----- DATASET ENTRIES
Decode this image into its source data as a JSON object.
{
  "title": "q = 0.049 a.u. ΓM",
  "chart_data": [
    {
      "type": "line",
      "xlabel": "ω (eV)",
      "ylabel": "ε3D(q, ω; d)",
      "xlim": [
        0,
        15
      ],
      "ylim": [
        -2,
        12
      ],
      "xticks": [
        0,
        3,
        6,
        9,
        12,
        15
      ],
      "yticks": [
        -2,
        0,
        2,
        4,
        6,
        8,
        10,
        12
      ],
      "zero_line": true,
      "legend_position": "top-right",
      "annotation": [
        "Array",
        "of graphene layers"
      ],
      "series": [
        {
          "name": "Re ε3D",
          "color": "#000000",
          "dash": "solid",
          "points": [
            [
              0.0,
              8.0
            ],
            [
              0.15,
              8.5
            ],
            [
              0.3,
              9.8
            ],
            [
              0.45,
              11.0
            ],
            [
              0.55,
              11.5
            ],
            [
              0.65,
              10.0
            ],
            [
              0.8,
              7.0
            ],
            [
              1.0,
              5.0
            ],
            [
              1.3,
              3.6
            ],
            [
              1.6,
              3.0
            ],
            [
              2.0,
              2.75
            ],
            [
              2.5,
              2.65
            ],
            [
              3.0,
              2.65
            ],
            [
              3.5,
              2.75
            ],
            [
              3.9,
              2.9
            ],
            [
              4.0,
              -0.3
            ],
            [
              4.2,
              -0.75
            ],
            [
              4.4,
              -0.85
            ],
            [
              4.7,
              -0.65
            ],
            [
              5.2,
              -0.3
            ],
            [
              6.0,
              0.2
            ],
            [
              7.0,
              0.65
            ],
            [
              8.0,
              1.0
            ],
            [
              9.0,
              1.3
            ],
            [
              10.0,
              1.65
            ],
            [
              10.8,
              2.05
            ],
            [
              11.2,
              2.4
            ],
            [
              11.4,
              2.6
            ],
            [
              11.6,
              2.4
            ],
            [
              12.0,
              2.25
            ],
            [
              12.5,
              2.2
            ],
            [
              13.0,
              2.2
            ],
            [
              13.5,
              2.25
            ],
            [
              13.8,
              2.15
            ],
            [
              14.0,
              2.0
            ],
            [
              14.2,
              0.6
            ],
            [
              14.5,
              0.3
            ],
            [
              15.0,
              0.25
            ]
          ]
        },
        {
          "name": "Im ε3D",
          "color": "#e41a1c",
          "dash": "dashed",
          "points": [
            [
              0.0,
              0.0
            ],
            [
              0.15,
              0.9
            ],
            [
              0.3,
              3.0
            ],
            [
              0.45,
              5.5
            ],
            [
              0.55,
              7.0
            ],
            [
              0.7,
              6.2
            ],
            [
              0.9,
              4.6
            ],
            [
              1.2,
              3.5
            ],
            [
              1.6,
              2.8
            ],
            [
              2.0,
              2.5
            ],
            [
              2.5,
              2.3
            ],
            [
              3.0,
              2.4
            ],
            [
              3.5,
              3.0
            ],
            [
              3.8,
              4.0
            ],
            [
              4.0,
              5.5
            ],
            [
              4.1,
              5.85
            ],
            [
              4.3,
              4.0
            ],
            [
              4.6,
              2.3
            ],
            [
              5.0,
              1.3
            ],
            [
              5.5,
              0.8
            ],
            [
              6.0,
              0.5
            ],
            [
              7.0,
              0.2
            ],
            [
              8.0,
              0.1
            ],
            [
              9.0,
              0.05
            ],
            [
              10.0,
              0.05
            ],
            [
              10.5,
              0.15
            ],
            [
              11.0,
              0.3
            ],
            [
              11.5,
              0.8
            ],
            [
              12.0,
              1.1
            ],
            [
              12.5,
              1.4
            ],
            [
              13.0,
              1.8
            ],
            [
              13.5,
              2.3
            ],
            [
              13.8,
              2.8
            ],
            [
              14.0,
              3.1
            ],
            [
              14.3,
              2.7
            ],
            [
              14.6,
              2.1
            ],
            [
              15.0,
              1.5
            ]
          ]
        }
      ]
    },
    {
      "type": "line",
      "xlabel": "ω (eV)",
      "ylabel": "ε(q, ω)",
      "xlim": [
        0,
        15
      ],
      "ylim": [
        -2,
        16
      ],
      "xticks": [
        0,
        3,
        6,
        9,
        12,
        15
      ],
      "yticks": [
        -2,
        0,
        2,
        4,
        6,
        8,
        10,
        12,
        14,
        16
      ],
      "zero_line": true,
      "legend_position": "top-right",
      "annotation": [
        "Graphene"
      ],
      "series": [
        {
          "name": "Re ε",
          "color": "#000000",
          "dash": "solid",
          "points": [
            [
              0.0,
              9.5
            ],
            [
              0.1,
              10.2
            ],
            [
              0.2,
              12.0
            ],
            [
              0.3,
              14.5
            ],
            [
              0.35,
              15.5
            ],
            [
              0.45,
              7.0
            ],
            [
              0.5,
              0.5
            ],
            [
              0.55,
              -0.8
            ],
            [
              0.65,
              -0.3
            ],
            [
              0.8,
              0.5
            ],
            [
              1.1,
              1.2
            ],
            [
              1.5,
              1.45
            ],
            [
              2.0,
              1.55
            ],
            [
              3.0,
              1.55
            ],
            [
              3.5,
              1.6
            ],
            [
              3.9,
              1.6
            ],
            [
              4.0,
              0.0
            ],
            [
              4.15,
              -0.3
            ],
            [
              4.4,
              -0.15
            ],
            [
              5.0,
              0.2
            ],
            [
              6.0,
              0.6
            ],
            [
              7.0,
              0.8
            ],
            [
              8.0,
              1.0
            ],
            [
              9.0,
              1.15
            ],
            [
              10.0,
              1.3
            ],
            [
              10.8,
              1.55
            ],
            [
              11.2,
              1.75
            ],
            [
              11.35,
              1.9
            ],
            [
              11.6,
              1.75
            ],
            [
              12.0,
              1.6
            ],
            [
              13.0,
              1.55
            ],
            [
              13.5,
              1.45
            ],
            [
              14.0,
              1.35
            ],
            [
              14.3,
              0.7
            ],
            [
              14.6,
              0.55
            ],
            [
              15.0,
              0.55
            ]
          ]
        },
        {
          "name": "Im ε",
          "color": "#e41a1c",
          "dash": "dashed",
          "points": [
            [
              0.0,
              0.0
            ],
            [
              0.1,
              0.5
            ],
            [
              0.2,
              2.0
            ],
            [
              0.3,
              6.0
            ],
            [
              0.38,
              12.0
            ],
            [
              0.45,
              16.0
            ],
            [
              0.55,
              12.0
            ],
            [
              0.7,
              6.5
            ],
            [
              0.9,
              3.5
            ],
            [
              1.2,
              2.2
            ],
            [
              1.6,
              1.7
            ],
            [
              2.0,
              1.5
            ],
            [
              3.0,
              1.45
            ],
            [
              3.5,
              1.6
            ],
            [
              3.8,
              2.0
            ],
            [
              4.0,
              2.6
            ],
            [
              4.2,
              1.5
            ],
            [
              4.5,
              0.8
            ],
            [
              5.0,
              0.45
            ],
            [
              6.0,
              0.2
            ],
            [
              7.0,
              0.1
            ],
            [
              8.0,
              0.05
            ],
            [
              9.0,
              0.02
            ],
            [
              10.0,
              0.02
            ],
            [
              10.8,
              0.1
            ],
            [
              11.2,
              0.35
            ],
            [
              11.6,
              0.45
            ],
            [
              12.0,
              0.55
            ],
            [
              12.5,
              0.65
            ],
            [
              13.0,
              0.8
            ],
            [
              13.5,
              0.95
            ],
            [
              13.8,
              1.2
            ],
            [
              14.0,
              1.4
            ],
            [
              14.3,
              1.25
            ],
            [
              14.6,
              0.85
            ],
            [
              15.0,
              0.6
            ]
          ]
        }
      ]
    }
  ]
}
----------
§ EXERCISE AIM
Print out all the entries precisely as written.

§ SOLUTION FOR THIS PROBLEM
Decode this image into its source data as a JSON object.
{
  "title": "q = 0.049 a.u. ΓM",
  "chart_data": [
    {
      "type": "line",
      "xlabel": "ω (eV)",
      "ylabel": "ε3D(q, ω; d)",
      "xlim": [
        0,
        15
      ],
      "ylim": [
        -2,
        12
      ],
      "xticks": [
        0,
        3,
        6,
        9,
        12,
        15
      ],
      "yticks": [
        -2,
        0,
        2,
        4,
        6,
        8,
        10,
        12
      ],
      "zero_line": true,
      "legend_position": "top-right",
      "annotation": [
        "Array",
        "of graphene layers"
      ],
      "series": [
        {
          "name": "Re ε3D",
          "color": "#000000",
          "dash": "solid",
          "points": [
            [
              0.0,
              8.0
            ],
            [
              0.15,
              8.5
            ],
            [
              0.3,
              9.8
            ],
            [
              0.45,
              11.0
            ],
            [
              0.55,
              11.5
            ],
            [
              0.65,
              10.0
            ],
            [
              0.8,
              7.0
            ],
            [
              1.0,
              5.0
            ],
            [
              1.3,
              3.6
            ],
            [
              1.6,
              3.0
            ],
            [
              2.0,
              2.75
            ],
            [
              2.5,
              2.65
            ],
            [
              3.0,
              2.65
            ],
            [
              3.5,
              2.75
            ],
            [
              3.9,
              2.9
            ],
            [
              4.0,
              -0.3
            ],
            [
              4.2,
              -0.75
            ],
            [
              4.4,
              -0.85
            ],
            [
              4.7,
              -0.65
            ],
            [
              5.2,
              -0.3
            ],
            [
              6.0,
              0.2
            ],
            [
              7.0,
              0.65
            ],
            [
              8.0,
              1.0
            ],
            [
              9.0,
              1.3
            ],
            [
              10.0,
              1.65
            ],
            [
              10.8,
              2.05
            ],
            [
              11.2,
              2.4
            ],
            [
              11.4,
              2.6
            ],
            [
              11.6,
              2.4
            ],
            [
              12.0,
              2.25
            ],
            [
              12.5,
              2.2
            ],
            [
              13.0,
              2.2
            ],
            [
              13.5,
              2.25
            ],
            [
              13.8,
              2.15
            ],
            [
              14.0,
              2.0
            ],
            [
              14.2,
              0.6
            ],
            [
              14.5,
              0.3
            ],
            [
              15.0,
              0.25
            ]
          ]
        },
        {
          "name": "Im ε3D",
          "color": "#e41a1c",
          "dash": "dashed",
          "points": [
            [
              0.0,
              0.0
            ],
            [
              0.15,
              0.9
            ],
            [
              0.3,
              3.0
            ],
            [
              0.45,
              5.5
            ],
            [
              0.55,
              7.0
            ],
            [
              0.7,
              6.2
            ],
            [
              0.9,
              4.6
            ],
            [
              1.2,
              3.5
            ],
            [
              1.6,
              2.8
            ],
            [
              2.0,
              2.5
            ],
            [
              2.5,
              2.3
            ],
            [
              3.0,
              2.4
            ],
            [
              3.5,
              3.0
            ],
            [
              3.8,
              4.0
            ],
            [
              4.0,
              5.5
            ],
            [
              4.1,
              5.85
            ],
            [
              4.3,
              4.0
            ],
            [
              4.6,
              2.3
            ],
            [
              5.0,
              1.3
            ],
            [
              5.5,
              0.8
            ],
            [
              6.0,
              0.5
            ],
            [
              7.0,
              0.2
            ],
            [
              8.0,
              0.1
            ],
            [
              9.0,
              0.05
            ],
            [
              10.0,
              0.05
            ],
            [
              10.5,
              0.15
            ],
            [
              11.0,
              0.3
            ],
            [
              11.5,
              0.8
            ],
            [
              12.0,
              1.1
            ],
            [
              12.5,
              1.4
            ],
            [
              13.0,
              1.8
            ],
            [
              13.5,
              2.3
            ],
            [
              13.8,
              2.8
            ],
            [
              14.0,
              3.1
            ],
            [
              14.3,
              2.7
            ],
            [
              14.6,
              2.1
            ],
            [
              15.0,
              1.5
            ]
          ]
        }
      ]
    },
    {
      "type": "line",
      "xlabel": "ω (eV)",
      "ylabel": "ε(q, ω)",
      "xlim": [
        0,
        15
      ],
      "ylim": [
        -2,
        16
      ],
      "xticks": [
        0,
        3,
        6,
        9,
        12,
        15
      ],
      "yticks": [
        -2,
        0,
        2,
        4,
        6,
        8,
        10,
        12,
        14,
        16
      ],
      "zero_line": true,
      "legend_position": "top-right",
      "annotation": [
        "Graphene"
      ],
      "series": [
        {
          "name": "Re ε",
          "color": "#000000",
          "dash": "solid",
          "points": [
            [
              0.0,
              9.5
            ],
            [
              0.1,
              10.2
            ],
            [
              0.2,
              12.0
            ],
            [
              0.3,
              14.5
            ],
            [
              0.35,
              15.5
            ],
            [
              0.45,
              7.0
            ],
            [
              0.5,
              0.5
            ],
            [
              0.55,
              -0.8
            ],
            [
              0.65,
              -0.3
            ],
            [
              0.8,
              0.5
            ],
            [
              1.1,
              1.2
            ],
            [
              1.5,
              1.45
            ],
            [
              2.0,
              1.55
            ],
            [
              3.0,
              1.55
            ],
            [
              3.5,
              1.6
            ],
            [
              3.9,
              1.6
            ],
            [
              4.0,
              0.0
            ],
            [
              4.15,
              -0.3
            ],
            [
              4.4,
              -0.15
            ],
            [
              5.0,
              0.2
            ],
            [
              6.0,
              0.6
            ],
            [
              7.0,
              0.8
            ],
            [
              8.0,
              1.0
            ],
            [
              9.0,
              1.15
            ],
            [
              10.0,
              1.3
            ],
            [
              10.8,
              1.55
            ],
            [
              11.2,
              1.75
            ],
            [
              11.35,
              1.9
            ],
            [
              11.6,
              1.75
            ],
            [
              12.0,
              1.6
            ],
            [
              13.0,
              1.55
            ],
            [
              13.5,
              1.45
            ],
            [
              14.0,
              1.35
            ],
            [
              14.3,
              0.7
            ],
            [
              14.6,
              0.55
            ],
            [
              15.0,
              0.55
            ]
          ]
        },
        {
          "name": "Im ε",
          "color": "#e41a1c",
          "dash": "dashed",
          "points": [
            [
              0.0,
              0.0
            ],
            [
              0.1,
              0.5
            ],
            [
              0.2,
              2.0
            ],
            [
              0.3,
              6.0
            ],
            [
              0.38,
              12.0
            ],
            [
              0.45,
              16.0
            ],
            [
              0.55,
              12.0
            ],
            [
              0.7,
              6.5
            ],
            [
              0.9,
              3.5
            ],
            [
              1.2,
              2.2
            ],
            [
              1.6,
              1.7
            ],
            [
              2.0,
              1.5
            ],
            [
              3.0,
              1.45
            ],
            [
              3.5,
              1.6
            ],
            [
              3.8,
              2.0
            ],
            [
              4.0,
              2.6
            ],
            [
              4.2,
              1.5
            ],
            [
              4.5,
              0.8
            ],
            [
              5.0,
              0.45
            ],
            [
              6.0,
              0.2
            ],
            [
              7.0,
              0.1
            ],
            [
              8.0,
              0.05
            ],
            [
              9.0,
              0.02
            ],
            [
              10.0,
              0.02
            ],
            [
              10.8,
              0.1
            ],
            [
              11.2,
              0.35
            ],
            [
              11.6,
              0.45
            ],
            [
              12.0,
              0.55
            ],
            [
              12.5,
              0.65
            ],
            [
              13.0,
              0.8
            ],
            [
              13.5,
              0.95
            ],
            [
              13.8,
              1.2
            ],
            [
              14.0,
              1.4
            ],
            [
              14.3,
              1.25
            ],
            [
              14.6,
              0.85
            ],
            [
              15.0,
              0.6
            ]
          ]
        }
      ]
    }
  ]
}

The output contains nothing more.